_Supplied material_:
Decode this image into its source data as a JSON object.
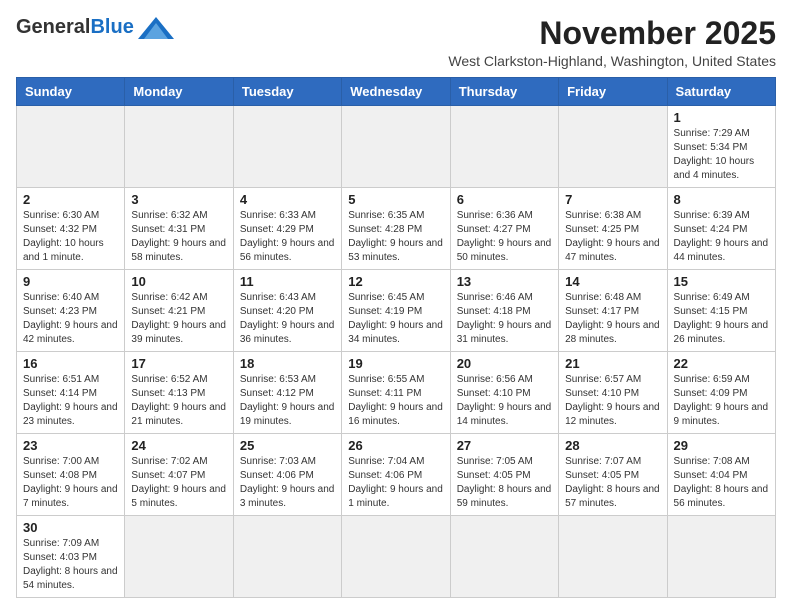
{
  "header": {
    "logo_general": "General",
    "logo_blue": "Blue",
    "month_title": "November 2025",
    "subtitle": "West Clarkston-Highland, Washington, United States"
  },
  "weekdays": [
    "Sunday",
    "Monday",
    "Tuesday",
    "Wednesday",
    "Thursday",
    "Friday",
    "Saturday"
  ],
  "weeks": [
    [
      {
        "day": "",
        "info": ""
      },
      {
        "day": "",
        "info": ""
      },
      {
        "day": "",
        "info": ""
      },
      {
        "day": "",
        "info": ""
      },
      {
        "day": "",
        "info": ""
      },
      {
        "day": "",
        "info": ""
      },
      {
        "day": "1",
        "info": "Sunrise: 7:29 AM\nSunset: 5:34 PM\nDaylight: 10 hours and 4 minutes."
      }
    ],
    [
      {
        "day": "2",
        "info": "Sunrise: 6:30 AM\nSunset: 4:32 PM\nDaylight: 10 hours and 1 minute."
      },
      {
        "day": "3",
        "info": "Sunrise: 6:32 AM\nSunset: 4:31 PM\nDaylight: 9 hours and 58 minutes."
      },
      {
        "day": "4",
        "info": "Sunrise: 6:33 AM\nSunset: 4:29 PM\nDaylight: 9 hours and 56 minutes."
      },
      {
        "day": "5",
        "info": "Sunrise: 6:35 AM\nSunset: 4:28 PM\nDaylight: 9 hours and 53 minutes."
      },
      {
        "day": "6",
        "info": "Sunrise: 6:36 AM\nSunset: 4:27 PM\nDaylight: 9 hours and 50 minutes."
      },
      {
        "day": "7",
        "info": "Sunrise: 6:38 AM\nSunset: 4:25 PM\nDaylight: 9 hours and 47 minutes."
      },
      {
        "day": "8",
        "info": "Sunrise: 6:39 AM\nSunset: 4:24 PM\nDaylight: 9 hours and 44 minutes."
      }
    ],
    [
      {
        "day": "9",
        "info": "Sunrise: 6:40 AM\nSunset: 4:23 PM\nDaylight: 9 hours and 42 minutes."
      },
      {
        "day": "10",
        "info": "Sunrise: 6:42 AM\nSunset: 4:21 PM\nDaylight: 9 hours and 39 minutes."
      },
      {
        "day": "11",
        "info": "Sunrise: 6:43 AM\nSunset: 4:20 PM\nDaylight: 9 hours and 36 minutes."
      },
      {
        "day": "12",
        "info": "Sunrise: 6:45 AM\nSunset: 4:19 PM\nDaylight: 9 hours and 34 minutes."
      },
      {
        "day": "13",
        "info": "Sunrise: 6:46 AM\nSunset: 4:18 PM\nDaylight: 9 hours and 31 minutes."
      },
      {
        "day": "14",
        "info": "Sunrise: 6:48 AM\nSunset: 4:17 PM\nDaylight: 9 hours and 28 minutes."
      },
      {
        "day": "15",
        "info": "Sunrise: 6:49 AM\nSunset: 4:15 PM\nDaylight: 9 hours and 26 minutes."
      }
    ],
    [
      {
        "day": "16",
        "info": "Sunrise: 6:51 AM\nSunset: 4:14 PM\nDaylight: 9 hours and 23 minutes."
      },
      {
        "day": "17",
        "info": "Sunrise: 6:52 AM\nSunset: 4:13 PM\nDaylight: 9 hours and 21 minutes."
      },
      {
        "day": "18",
        "info": "Sunrise: 6:53 AM\nSunset: 4:12 PM\nDaylight: 9 hours and 19 minutes."
      },
      {
        "day": "19",
        "info": "Sunrise: 6:55 AM\nSunset: 4:11 PM\nDaylight: 9 hours and 16 minutes."
      },
      {
        "day": "20",
        "info": "Sunrise: 6:56 AM\nSunset: 4:10 PM\nDaylight: 9 hours and 14 minutes."
      },
      {
        "day": "21",
        "info": "Sunrise: 6:57 AM\nSunset: 4:10 PM\nDaylight: 9 hours and 12 minutes."
      },
      {
        "day": "22",
        "info": "Sunrise: 6:59 AM\nSunset: 4:09 PM\nDaylight: 9 hours and 9 minutes."
      }
    ],
    [
      {
        "day": "23",
        "info": "Sunrise: 7:00 AM\nSunset: 4:08 PM\nDaylight: 9 hours and 7 minutes."
      },
      {
        "day": "24",
        "info": "Sunrise: 7:02 AM\nSunset: 4:07 PM\nDaylight: 9 hours and 5 minutes."
      },
      {
        "day": "25",
        "info": "Sunrise: 7:03 AM\nSunset: 4:06 PM\nDaylight: 9 hours and 3 minutes."
      },
      {
        "day": "26",
        "info": "Sunrise: 7:04 AM\nSunset: 4:06 PM\nDaylight: 9 hours and 1 minute."
      },
      {
        "day": "27",
        "info": "Sunrise: 7:05 AM\nSunset: 4:05 PM\nDaylight: 8 hours and 59 minutes."
      },
      {
        "day": "28",
        "info": "Sunrise: 7:07 AM\nSunset: 4:05 PM\nDaylight: 8 hours and 57 minutes."
      },
      {
        "day": "29",
        "info": "Sunrise: 7:08 AM\nSunset: 4:04 PM\nDaylight: 8 hours and 56 minutes."
      }
    ],
    [
      {
        "day": "30",
        "info": "Sunrise: 7:09 AM\nSunset: 4:03 PM\nDaylight: 8 hours and 54 minutes."
      },
      {
        "day": "",
        "info": ""
      },
      {
        "day": "",
        "info": ""
      },
      {
        "day": "",
        "info": ""
      },
      {
        "day": "",
        "info": ""
      },
      {
        "day": "",
        "info": ""
      },
      {
        "day": "",
        "info": ""
      }
    ]
  ]
}
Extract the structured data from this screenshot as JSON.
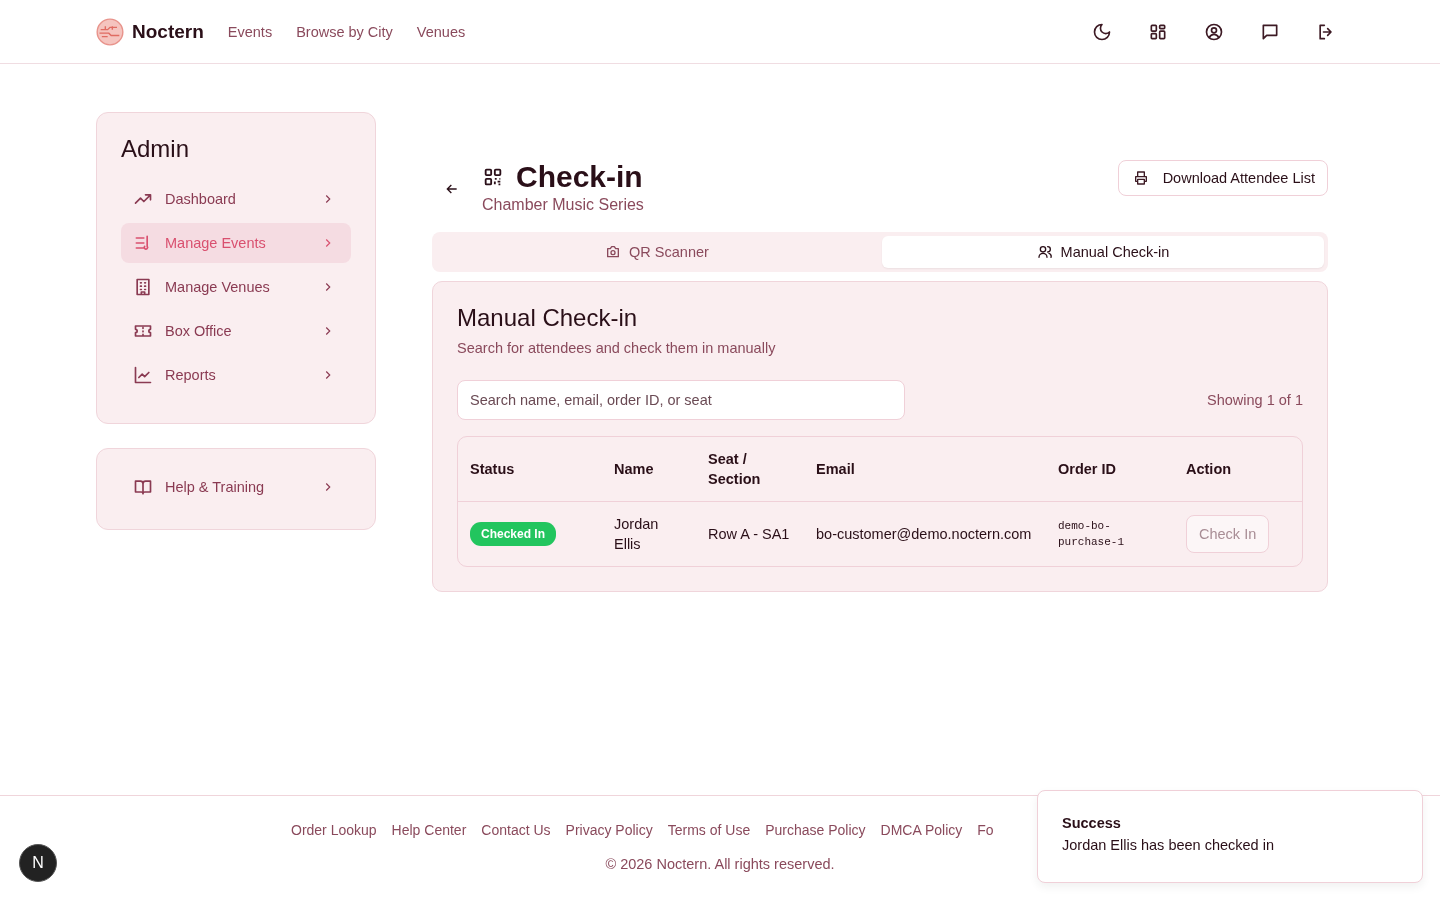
{
  "brand": "Noctern",
  "nav": [
    "Events",
    "Browse by City",
    "Venues"
  ],
  "sidebar": {
    "title": "Admin",
    "items": [
      {
        "label": "Dashboard",
        "selected": false
      },
      {
        "label": "Manage Events",
        "selected": true
      },
      {
        "label": "Manage Venues",
        "selected": false
      },
      {
        "label": "Box Office",
        "selected": false
      },
      {
        "label": "Reports",
        "selected": false
      }
    ],
    "help": "Help & Training"
  },
  "page": {
    "title": "Check-in",
    "subtitle": "Chamber Music Series",
    "download": "Download Attendee List"
  },
  "tabs": [
    {
      "label": "QR Scanner",
      "selected": false
    },
    {
      "label": "Manual Check-in",
      "selected": true
    }
  ],
  "panel": {
    "title": "Manual Check-in",
    "description": "Search for attendees and check them in manually",
    "search_placeholder": "Search name, email, order ID, or seat",
    "count": "Showing 1 of 1"
  },
  "table": {
    "columns": [
      "Status",
      "Name",
      "Seat / Section",
      "Email",
      "Order ID",
      "Action"
    ],
    "rows": [
      {
        "status": "Checked In",
        "checked_in": true,
        "name": "Jordan Ellis",
        "seat": "Row A - SA1",
        "email": "bo-customer@demo.noctern.com",
        "order_id": "demo-bo-purchase-1",
        "action": "Check In",
        "disabled": true
      }
    ]
  },
  "footer": {
    "links": [
      "Order Lookup",
      "Help Center",
      "Contact Us",
      "Privacy Policy",
      "Terms of Use",
      "Purchase Policy",
      "DMCA Policy",
      "Fo"
    ],
    "copyright": "© 2026 Noctern. All rights reserved."
  },
  "toast": {
    "title": "Success",
    "message": "Jordan Ellis has been checked in"
  },
  "avatar": "N"
}
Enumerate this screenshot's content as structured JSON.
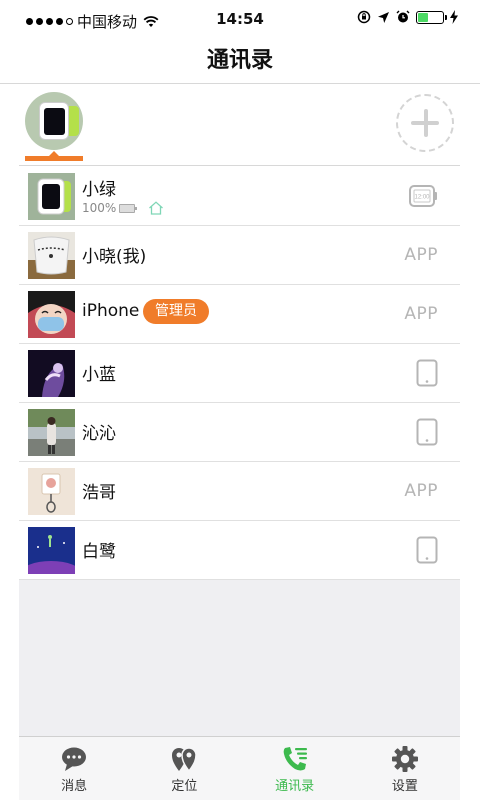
{
  "status_bar": {
    "carrier": "中国移动",
    "time": "14:54"
  },
  "nav": {
    "title": "通讯录"
  },
  "device_strip": {
    "selected_device": "小绿",
    "add_icon": "plus-circle-icon"
  },
  "contacts": [
    {
      "name": "小绿",
      "battery": "100%",
      "type_icon": "watch-icon",
      "extra_icon": "home-icon"
    },
    {
      "name": "小晓(我)",
      "type_label": "APP"
    },
    {
      "name": "iPhone",
      "badge": "管理员",
      "type_label": "APP"
    },
    {
      "name": "小蓝",
      "type_icon": "tablet-icon"
    },
    {
      "name": "沁沁",
      "type_icon": "tablet-icon"
    },
    {
      "name": "浩哥",
      "type_label": "APP"
    },
    {
      "name": "白鹭",
      "type_icon": "tablet-icon"
    }
  ],
  "tabbar": {
    "tabs": [
      {
        "label": "消息",
        "icon": "chat-bubble-icon"
      },
      {
        "label": "定位",
        "icon": "location-pins-icon"
      },
      {
        "label": "通讯录",
        "icon": "phone-contacts-icon",
        "active": true
      },
      {
        "label": "设置",
        "icon": "gear-icon"
      }
    ]
  },
  "colors": {
    "accent_orange": "#f07c2a",
    "active_green": "#3dba4e",
    "battery_green": "#4cd964"
  }
}
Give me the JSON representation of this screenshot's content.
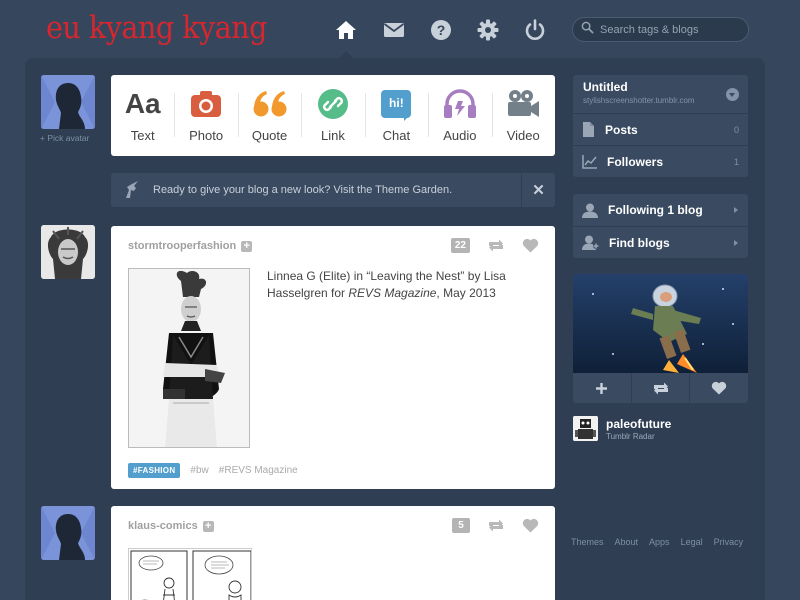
{
  "header": {
    "logo_text": "eu kyang kyang",
    "nav": [
      {
        "name": "home",
        "icon": "home-icon"
      },
      {
        "name": "messages",
        "icon": "envelope-icon"
      },
      {
        "name": "help",
        "icon": "question-icon"
      },
      {
        "name": "settings",
        "icon": "gear-icon"
      },
      {
        "name": "logout",
        "icon": "power-icon"
      }
    ],
    "search": {
      "placeholder": "Search tags & blogs",
      "value": ""
    }
  },
  "avatar": {
    "pick_label": "+ Pick avatar"
  },
  "post_types": [
    {
      "label": "Text",
      "icon": "text-icon",
      "glyph": "Aa",
      "color": "#444444"
    },
    {
      "label": "Photo",
      "icon": "camera-icon",
      "color": "#d95e40"
    },
    {
      "label": "Quote",
      "icon": "quote-icon",
      "color": "#f2992e"
    },
    {
      "label": "Link",
      "icon": "link-icon",
      "color": "#56bc8a"
    },
    {
      "label": "Chat",
      "icon": "chat-icon",
      "glyph": "hi!",
      "color": "#529ecc"
    },
    {
      "label": "Audio",
      "icon": "headphones-icon",
      "color": "#a77dc2"
    },
    {
      "label": "Video",
      "icon": "video-camera-icon",
      "color": "#748089"
    }
  ],
  "theme_banner": {
    "text": "Ready to give your blog a new look? Visit the Theme Garden.",
    "close": "✕"
  },
  "posts": [
    {
      "user": "stormtrooperfashion",
      "notes": "22",
      "caption_before": "Linnea G (Elite) in “Leaving the Nest” by Lisa Hasselgren for ",
      "caption_em": "REVS Magazine",
      "caption_after": ", May 2013",
      "featured_tag": "#FASHION",
      "tags": [
        "#bw",
        "#REVS Magazine"
      ]
    },
    {
      "user": "klaus-comics",
      "notes": "5"
    }
  ],
  "sidebar": {
    "blog": {
      "title": "Untitled",
      "url": "stylishscreenshotter.tumblr.com"
    },
    "blog_items": [
      {
        "label": "Posts",
        "count": "0",
        "icon": "document-icon"
      },
      {
        "label": "Followers",
        "count": "1",
        "icon": "chart-icon"
      }
    ],
    "following": [
      {
        "label": "Following 1 blog",
        "icon": "person-icon"
      },
      {
        "label": "Find blogs",
        "icon": "add-person-icon"
      }
    ]
  },
  "radar": {
    "user": "paleofuture",
    "subtitle": "Tumblr Radar"
  },
  "footer": [
    "Themes",
    "About",
    "Apps",
    "Legal",
    "Privacy"
  ],
  "colors": {
    "background": "#36465d",
    "panel": "#2f3e53",
    "card": "#ffffff",
    "accent": "#529ecc",
    "logo": "#d8262e"
  }
}
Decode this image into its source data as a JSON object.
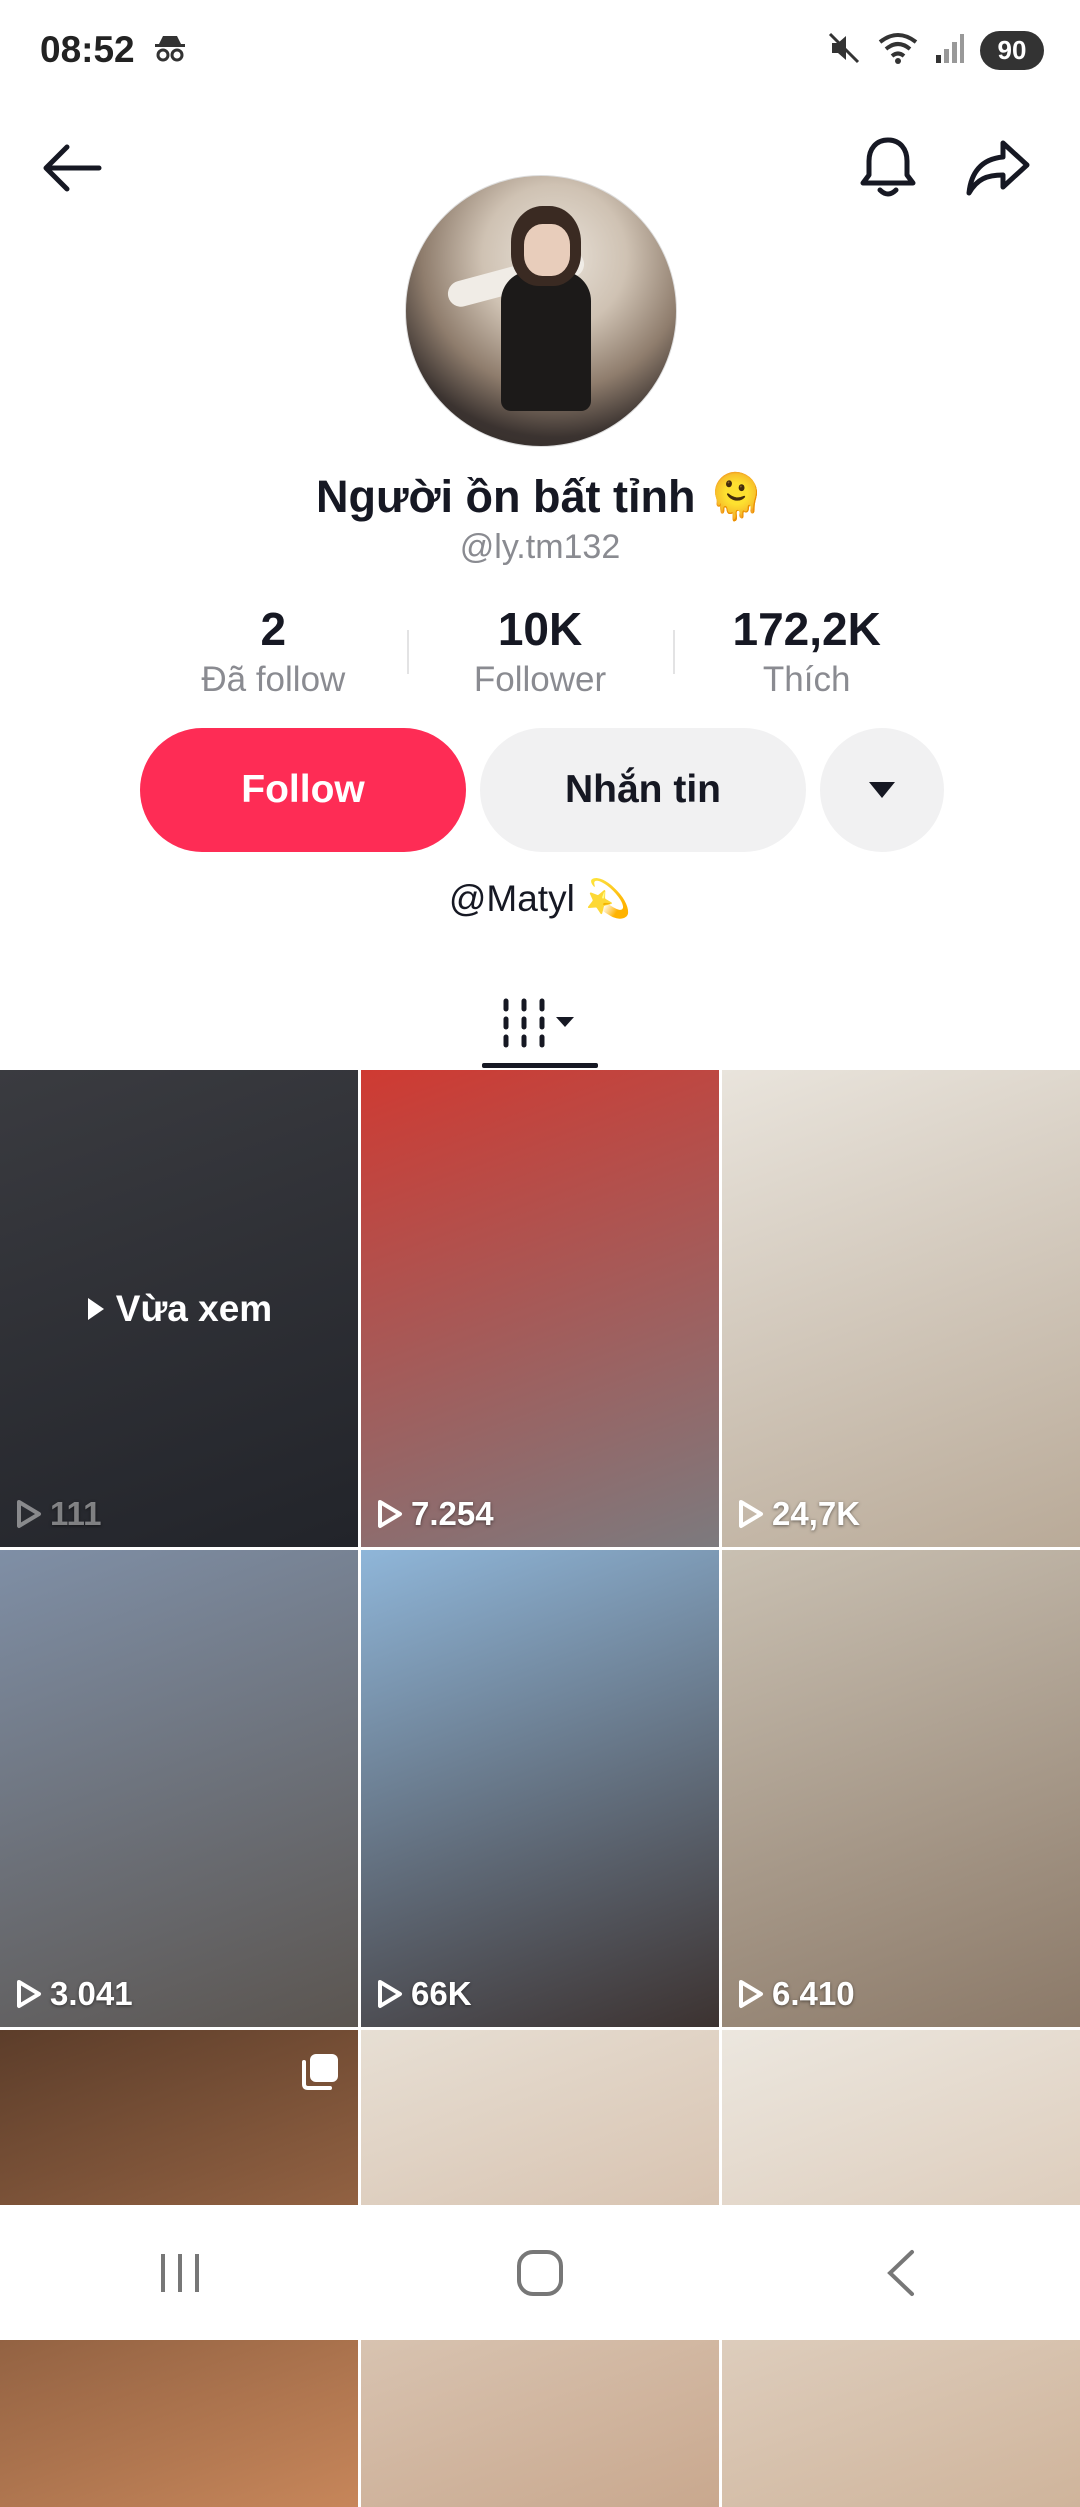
{
  "status_bar": {
    "time": "08:52",
    "battery": "90"
  },
  "profile": {
    "display_name": "Người ồn bất tỉnh 🫠",
    "handle": "@ly.tm132",
    "stats": [
      {
        "value": "2",
        "label": "Đã follow"
      },
      {
        "value": "10K",
        "label": "Follower"
      },
      {
        "value": "172,2K",
        "label": "Thích"
      }
    ],
    "bio": "@Matyl 💫"
  },
  "actions": {
    "follow_label": "Follow",
    "message_label": "Nhắn tin"
  },
  "grid": {
    "watched_label": "Vừa xem",
    "videos": [
      {
        "views": "111",
        "colors": [
          "#3a3b40",
          "#22242a"
        ]
      },
      {
        "views": "7.254",
        "colors": [
          "#cf3a32",
          "#7c7a7e"
        ]
      },
      {
        "views": "24,7K",
        "colors": [
          "#e9e4dc",
          "#b9aa98"
        ]
      },
      {
        "views": "3.041",
        "colors": [
          "#7f8fa6",
          "#5b5550"
        ]
      },
      {
        "views": "66K",
        "colors": [
          "#8fb6d9",
          "#3c3230"
        ]
      },
      {
        "views": "6.410",
        "colors": [
          "#c9c0b2",
          "#8b7968"
        ]
      },
      {
        "views": "",
        "colors": [
          "#5c3d2a",
          "#c7865a"
        ]
      },
      {
        "views": "",
        "colors": [
          "#e7dfd4",
          "#c9a88e"
        ]
      },
      {
        "views": "",
        "colors": [
          "#ece7df",
          "#cfb49b"
        ]
      }
    ]
  },
  "icons": {
    "back": "back-arrow-icon",
    "bell": "bell-icon",
    "share": "share-icon",
    "dropdown": "caret-down-icon",
    "grid_tab": "video-grid-icon"
  }
}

_Exercise_: From the listing above, copy out each line where the word "Policy" appears.

_Reply to the task_:
      "Privacy Policy",
      "Purchase Policy",
      "DMCA Policy",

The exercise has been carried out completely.